=== EXTRACTED MATERIAL ===
____________________

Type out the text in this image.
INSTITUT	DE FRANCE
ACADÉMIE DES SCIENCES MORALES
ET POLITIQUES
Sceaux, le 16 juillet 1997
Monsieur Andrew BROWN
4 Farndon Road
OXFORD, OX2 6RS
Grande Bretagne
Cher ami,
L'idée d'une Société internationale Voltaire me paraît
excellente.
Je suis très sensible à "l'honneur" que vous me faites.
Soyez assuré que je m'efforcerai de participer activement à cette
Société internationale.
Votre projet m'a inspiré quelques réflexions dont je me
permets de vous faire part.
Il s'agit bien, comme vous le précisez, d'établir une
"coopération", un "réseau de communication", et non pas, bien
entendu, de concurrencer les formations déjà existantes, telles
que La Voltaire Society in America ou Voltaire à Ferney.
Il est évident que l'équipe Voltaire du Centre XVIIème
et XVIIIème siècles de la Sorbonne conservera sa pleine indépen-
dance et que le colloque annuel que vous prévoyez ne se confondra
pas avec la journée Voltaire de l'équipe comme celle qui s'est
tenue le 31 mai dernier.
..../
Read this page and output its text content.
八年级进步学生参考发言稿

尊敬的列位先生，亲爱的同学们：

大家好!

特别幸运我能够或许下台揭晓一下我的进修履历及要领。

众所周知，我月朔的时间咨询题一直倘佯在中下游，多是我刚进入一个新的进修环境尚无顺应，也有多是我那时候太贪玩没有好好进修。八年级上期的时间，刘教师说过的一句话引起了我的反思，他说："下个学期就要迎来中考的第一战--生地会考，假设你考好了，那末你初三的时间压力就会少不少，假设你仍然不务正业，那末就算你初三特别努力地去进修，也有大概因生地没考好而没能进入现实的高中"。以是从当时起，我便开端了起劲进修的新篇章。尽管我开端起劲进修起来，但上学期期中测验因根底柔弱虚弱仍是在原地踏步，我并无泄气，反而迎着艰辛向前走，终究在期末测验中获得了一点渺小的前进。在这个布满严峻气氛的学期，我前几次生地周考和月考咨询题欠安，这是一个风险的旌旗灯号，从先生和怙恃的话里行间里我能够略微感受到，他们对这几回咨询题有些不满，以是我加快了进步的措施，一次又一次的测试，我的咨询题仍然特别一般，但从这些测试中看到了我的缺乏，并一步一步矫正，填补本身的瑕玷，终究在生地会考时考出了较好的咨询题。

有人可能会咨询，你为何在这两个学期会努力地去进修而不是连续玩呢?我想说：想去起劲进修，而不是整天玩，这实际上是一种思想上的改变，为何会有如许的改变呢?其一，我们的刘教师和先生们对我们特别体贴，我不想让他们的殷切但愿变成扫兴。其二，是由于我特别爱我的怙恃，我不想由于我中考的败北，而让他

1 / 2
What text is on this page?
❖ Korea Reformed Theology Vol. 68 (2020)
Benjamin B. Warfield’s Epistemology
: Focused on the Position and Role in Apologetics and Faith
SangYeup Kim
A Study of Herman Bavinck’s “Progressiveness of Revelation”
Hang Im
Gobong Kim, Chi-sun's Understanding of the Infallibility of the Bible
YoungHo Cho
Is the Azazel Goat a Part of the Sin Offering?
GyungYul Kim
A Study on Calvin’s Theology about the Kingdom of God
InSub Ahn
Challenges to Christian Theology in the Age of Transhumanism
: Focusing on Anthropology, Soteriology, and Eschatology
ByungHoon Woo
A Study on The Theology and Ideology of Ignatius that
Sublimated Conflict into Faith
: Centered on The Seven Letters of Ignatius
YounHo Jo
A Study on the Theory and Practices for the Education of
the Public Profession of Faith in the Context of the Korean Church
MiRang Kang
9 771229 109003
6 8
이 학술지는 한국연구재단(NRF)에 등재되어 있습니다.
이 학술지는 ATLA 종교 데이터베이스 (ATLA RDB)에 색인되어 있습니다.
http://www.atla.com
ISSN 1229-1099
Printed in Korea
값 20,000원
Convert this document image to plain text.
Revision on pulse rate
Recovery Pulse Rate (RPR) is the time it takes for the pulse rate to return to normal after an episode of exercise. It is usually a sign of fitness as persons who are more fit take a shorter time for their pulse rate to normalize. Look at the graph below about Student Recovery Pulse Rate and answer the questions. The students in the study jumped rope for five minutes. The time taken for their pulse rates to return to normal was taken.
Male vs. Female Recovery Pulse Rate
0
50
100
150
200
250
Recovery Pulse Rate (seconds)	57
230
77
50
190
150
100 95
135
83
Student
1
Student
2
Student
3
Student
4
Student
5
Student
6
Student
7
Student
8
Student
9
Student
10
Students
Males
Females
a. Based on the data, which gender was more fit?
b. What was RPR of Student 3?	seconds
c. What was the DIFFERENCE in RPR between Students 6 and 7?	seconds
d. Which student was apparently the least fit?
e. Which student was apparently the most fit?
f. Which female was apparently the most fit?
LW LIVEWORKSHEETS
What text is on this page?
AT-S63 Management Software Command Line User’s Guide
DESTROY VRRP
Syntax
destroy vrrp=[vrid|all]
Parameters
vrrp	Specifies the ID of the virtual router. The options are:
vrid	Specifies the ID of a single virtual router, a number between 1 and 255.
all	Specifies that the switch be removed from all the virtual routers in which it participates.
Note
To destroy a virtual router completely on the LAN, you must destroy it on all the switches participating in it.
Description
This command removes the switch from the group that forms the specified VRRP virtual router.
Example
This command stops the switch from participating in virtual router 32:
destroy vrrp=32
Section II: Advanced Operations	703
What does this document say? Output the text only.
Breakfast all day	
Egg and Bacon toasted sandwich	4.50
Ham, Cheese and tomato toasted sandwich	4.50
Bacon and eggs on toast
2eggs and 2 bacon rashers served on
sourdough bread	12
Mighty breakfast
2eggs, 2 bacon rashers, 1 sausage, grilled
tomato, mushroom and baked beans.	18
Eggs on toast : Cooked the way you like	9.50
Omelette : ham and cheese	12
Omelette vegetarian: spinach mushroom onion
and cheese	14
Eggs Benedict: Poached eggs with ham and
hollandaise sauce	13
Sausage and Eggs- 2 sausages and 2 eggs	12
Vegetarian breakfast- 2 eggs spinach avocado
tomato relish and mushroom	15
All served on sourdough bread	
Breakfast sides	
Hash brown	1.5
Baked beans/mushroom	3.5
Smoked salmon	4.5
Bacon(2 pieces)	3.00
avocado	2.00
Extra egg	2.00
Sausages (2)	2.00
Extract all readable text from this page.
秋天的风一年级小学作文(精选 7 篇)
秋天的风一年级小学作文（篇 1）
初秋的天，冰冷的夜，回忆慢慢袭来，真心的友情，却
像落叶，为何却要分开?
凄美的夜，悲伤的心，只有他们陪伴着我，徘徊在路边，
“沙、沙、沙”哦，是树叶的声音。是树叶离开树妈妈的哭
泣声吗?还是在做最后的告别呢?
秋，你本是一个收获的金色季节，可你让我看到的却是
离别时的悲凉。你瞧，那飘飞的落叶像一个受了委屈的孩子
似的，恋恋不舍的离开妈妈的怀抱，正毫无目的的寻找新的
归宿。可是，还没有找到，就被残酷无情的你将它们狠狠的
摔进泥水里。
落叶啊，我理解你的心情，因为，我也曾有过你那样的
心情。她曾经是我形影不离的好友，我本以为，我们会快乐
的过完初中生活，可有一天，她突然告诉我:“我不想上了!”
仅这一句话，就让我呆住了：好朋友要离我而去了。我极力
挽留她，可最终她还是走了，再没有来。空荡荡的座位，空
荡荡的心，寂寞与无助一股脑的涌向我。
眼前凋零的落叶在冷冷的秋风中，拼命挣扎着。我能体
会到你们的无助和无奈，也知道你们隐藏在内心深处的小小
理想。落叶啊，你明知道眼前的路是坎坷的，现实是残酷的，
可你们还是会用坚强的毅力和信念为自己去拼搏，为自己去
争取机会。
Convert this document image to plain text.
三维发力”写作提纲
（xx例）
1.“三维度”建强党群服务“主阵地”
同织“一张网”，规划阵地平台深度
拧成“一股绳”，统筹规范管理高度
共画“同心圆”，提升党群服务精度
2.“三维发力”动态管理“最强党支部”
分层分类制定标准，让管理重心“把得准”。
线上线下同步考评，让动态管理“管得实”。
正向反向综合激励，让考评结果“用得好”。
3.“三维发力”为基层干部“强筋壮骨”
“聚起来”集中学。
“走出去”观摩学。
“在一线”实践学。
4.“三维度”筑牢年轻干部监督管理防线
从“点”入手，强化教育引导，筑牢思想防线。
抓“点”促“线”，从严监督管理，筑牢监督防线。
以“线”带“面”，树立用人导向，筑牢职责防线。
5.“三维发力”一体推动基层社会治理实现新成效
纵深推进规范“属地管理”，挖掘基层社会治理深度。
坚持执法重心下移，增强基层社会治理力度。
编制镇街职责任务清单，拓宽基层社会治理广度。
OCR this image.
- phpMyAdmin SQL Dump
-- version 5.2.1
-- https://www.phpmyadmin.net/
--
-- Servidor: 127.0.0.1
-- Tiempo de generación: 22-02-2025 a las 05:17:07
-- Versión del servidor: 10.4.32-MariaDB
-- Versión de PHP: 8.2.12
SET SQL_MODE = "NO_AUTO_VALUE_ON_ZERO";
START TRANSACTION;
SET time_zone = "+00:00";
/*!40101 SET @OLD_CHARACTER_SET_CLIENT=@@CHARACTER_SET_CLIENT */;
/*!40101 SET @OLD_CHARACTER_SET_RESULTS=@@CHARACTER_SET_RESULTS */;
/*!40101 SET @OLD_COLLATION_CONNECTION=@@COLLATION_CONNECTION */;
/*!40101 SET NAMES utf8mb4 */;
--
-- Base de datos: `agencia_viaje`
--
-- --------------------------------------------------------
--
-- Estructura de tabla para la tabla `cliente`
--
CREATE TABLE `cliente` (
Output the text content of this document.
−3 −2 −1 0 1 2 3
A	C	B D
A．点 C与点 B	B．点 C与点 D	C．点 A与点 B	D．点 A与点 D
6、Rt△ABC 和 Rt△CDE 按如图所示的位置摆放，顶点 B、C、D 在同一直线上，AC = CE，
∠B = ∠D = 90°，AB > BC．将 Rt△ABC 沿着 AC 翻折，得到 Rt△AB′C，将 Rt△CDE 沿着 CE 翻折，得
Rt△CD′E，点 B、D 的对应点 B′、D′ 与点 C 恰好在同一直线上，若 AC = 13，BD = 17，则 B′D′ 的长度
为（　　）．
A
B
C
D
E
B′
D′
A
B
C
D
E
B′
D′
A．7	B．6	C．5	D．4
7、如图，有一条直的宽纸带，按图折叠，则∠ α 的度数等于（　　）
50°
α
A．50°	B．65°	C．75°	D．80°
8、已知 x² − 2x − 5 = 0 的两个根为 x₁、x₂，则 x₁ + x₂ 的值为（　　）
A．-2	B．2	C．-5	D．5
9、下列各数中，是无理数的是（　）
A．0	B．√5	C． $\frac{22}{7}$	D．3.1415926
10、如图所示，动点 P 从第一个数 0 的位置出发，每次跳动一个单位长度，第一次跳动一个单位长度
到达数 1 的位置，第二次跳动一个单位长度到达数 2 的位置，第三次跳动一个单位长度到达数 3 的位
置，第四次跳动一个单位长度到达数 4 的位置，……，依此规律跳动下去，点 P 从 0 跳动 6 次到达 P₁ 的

____________________

=== STATED PROBLEM ===
Scan the material above. Copy each line that holds the word "tomato".

=== SOLVED EXERCISE ===
Ham, Cheese and tomato toasted sandwich	4.50
tomato, mushroom and baked beans.	18
tomato relish and mushroom	15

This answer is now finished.